[Excerpt from a dataset]
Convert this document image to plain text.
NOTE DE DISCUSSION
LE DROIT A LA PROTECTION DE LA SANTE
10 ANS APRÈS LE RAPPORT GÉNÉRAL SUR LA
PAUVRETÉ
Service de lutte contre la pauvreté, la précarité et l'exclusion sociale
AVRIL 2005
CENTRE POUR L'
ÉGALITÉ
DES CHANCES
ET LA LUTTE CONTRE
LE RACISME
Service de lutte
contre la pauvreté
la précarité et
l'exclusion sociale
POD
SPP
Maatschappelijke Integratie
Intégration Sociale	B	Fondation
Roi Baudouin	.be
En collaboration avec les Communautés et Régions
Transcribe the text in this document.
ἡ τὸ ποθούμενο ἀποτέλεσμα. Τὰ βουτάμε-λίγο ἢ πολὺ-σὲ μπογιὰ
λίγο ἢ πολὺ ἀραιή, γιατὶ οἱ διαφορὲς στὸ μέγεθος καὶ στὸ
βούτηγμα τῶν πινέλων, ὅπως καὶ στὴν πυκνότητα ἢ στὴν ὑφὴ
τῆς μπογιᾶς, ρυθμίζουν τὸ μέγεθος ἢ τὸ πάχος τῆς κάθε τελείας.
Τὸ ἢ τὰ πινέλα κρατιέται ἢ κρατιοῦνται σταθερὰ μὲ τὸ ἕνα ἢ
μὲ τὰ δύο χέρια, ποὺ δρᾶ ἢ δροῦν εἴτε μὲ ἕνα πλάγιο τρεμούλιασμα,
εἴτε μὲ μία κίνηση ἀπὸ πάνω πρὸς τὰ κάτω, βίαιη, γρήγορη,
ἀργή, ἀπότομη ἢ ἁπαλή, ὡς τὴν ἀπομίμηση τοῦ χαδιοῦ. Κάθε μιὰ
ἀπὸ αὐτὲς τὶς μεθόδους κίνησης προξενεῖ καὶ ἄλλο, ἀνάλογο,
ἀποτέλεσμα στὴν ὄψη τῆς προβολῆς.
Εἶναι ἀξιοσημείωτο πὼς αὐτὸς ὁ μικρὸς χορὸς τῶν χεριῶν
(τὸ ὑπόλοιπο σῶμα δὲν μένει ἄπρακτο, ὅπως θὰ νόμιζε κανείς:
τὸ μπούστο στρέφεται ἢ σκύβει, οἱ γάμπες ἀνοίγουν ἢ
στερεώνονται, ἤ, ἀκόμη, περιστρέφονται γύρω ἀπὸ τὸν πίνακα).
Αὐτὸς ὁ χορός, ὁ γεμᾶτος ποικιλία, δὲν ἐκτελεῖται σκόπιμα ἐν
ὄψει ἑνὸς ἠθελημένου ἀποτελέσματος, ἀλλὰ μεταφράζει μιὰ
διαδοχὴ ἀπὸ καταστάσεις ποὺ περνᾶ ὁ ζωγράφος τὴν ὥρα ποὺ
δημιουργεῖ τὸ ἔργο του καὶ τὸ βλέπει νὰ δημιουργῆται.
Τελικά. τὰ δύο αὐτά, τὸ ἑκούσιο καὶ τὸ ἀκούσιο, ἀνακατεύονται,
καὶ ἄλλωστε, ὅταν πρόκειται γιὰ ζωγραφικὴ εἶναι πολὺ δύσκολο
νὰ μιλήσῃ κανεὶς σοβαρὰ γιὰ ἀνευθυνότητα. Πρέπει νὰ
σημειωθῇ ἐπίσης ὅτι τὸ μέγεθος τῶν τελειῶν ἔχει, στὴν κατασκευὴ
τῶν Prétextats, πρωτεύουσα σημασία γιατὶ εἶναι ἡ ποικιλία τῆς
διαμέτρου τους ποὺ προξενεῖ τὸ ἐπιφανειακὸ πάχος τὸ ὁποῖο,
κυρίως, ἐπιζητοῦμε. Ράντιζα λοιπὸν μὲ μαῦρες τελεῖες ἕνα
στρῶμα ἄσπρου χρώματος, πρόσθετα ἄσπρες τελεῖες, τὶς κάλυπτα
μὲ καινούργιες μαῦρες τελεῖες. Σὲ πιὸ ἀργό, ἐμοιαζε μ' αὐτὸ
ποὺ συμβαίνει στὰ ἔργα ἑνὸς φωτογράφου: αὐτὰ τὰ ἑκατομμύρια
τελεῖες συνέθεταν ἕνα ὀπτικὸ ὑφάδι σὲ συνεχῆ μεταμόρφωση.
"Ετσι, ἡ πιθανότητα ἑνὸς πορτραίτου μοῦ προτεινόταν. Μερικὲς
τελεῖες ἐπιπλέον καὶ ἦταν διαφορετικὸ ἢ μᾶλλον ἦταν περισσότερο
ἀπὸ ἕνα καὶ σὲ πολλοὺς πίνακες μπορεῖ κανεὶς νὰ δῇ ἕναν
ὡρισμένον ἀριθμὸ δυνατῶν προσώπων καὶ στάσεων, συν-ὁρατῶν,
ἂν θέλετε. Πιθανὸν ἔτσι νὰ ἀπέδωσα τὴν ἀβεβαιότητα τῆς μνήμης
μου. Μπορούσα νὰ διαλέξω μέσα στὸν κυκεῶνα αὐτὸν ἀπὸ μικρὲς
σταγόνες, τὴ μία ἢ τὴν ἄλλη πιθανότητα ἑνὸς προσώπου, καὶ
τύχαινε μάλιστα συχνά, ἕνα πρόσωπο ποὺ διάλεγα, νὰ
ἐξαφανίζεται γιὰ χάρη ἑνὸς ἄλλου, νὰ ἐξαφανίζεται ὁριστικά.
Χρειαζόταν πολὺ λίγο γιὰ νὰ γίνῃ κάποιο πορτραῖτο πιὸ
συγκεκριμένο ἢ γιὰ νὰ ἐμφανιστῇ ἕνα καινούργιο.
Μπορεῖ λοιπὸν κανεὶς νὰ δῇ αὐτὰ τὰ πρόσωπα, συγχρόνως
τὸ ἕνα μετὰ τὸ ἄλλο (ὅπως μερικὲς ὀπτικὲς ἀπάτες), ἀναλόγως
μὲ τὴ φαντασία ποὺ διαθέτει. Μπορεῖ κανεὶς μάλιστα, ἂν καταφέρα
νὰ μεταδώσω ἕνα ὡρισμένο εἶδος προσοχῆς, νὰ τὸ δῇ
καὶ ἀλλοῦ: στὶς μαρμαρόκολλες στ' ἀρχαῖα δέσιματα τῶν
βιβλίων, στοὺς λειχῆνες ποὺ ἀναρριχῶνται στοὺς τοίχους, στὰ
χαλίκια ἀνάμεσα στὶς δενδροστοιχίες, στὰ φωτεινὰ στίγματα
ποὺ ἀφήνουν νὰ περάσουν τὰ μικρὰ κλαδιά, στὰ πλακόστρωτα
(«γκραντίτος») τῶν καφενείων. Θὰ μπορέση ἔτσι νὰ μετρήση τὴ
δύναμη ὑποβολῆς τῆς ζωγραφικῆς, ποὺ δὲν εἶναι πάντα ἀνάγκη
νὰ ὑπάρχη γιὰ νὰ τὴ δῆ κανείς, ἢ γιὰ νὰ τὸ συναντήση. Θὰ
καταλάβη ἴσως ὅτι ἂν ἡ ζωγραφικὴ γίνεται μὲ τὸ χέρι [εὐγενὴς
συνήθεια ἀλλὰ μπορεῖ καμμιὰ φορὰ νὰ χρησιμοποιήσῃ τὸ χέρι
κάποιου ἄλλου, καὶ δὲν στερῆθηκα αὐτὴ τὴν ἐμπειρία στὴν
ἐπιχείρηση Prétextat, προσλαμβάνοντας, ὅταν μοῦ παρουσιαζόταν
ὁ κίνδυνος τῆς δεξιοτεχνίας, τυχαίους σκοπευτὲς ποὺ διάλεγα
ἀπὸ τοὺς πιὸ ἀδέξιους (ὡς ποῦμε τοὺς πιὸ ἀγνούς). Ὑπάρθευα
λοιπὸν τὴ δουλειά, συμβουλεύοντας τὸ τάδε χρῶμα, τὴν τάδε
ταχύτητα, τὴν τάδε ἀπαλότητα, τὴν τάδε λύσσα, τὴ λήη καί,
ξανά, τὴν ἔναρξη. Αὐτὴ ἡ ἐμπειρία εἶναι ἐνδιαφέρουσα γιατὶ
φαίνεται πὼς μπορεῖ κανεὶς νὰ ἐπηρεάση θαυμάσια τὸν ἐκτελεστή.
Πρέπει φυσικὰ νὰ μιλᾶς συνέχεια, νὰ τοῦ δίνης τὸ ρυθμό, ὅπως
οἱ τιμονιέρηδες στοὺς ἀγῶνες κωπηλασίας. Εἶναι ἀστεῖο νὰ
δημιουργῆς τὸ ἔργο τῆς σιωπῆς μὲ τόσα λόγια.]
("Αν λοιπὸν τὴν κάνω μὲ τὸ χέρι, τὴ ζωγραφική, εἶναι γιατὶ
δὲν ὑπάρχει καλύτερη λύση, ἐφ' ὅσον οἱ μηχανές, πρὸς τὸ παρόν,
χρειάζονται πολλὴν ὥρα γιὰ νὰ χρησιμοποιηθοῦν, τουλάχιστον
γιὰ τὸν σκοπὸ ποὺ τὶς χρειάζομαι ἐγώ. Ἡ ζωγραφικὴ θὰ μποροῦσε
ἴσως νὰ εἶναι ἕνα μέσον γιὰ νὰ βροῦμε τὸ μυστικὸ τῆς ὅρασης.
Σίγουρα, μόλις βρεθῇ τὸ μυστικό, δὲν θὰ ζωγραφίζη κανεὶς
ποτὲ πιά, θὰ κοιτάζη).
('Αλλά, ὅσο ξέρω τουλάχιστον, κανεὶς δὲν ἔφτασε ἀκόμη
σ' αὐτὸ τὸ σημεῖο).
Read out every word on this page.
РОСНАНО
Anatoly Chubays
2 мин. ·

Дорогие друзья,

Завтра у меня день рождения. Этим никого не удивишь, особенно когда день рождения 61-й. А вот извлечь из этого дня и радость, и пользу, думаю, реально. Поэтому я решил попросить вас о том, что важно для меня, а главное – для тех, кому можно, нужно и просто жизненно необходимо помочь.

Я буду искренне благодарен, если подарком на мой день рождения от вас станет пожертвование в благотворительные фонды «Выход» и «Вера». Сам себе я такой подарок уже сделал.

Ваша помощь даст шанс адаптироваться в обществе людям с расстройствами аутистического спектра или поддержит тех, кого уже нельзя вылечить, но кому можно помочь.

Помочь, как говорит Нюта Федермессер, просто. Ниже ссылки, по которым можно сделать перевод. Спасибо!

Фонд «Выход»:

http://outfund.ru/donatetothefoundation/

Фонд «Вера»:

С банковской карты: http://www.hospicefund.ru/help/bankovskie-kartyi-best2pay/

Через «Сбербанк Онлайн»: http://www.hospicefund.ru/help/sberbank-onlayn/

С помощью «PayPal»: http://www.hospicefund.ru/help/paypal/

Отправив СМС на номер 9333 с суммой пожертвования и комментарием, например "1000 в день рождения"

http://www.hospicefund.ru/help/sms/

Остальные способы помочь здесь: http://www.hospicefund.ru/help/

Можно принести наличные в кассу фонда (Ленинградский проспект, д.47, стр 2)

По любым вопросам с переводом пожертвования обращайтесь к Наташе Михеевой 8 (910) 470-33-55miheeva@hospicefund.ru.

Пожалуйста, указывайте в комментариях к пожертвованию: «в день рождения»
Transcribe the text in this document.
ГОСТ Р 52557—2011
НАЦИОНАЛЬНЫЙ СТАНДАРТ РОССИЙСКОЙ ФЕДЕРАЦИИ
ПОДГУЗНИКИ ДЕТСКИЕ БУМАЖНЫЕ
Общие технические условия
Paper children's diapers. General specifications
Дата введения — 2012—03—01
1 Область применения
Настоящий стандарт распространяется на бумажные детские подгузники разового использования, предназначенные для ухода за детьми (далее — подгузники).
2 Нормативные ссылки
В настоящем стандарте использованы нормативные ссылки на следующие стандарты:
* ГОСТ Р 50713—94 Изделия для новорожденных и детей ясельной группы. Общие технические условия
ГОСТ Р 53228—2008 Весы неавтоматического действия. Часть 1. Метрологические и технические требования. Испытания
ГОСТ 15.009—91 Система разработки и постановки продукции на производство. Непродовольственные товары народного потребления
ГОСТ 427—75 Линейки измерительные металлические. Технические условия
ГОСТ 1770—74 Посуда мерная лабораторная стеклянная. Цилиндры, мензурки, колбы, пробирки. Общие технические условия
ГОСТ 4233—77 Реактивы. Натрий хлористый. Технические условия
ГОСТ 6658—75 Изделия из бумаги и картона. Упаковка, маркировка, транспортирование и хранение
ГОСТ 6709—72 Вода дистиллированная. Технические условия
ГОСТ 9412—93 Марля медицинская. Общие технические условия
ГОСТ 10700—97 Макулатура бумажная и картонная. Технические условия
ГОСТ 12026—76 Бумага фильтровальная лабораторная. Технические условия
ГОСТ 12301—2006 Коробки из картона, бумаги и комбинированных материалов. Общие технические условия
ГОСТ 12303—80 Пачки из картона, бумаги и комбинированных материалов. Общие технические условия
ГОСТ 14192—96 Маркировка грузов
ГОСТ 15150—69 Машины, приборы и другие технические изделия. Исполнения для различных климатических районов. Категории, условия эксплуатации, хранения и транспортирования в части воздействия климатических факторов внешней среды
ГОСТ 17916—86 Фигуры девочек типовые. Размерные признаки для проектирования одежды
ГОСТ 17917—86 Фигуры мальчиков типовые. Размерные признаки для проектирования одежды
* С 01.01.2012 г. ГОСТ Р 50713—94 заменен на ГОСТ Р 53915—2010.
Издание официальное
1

▶ Written problem:
Locate the word "διάλεγα" in the data above. Copy every line carrying it.

▶ Response below:
τύχαινε μάλιστα συχνά, ἕνα πρόσωπο ποὺ διάλεγα, νὰ
ὁ κίνδυνος τῆς δεξιοτεχνίας, τυχαίους σκοπευτὲς ποὺ διάλεγα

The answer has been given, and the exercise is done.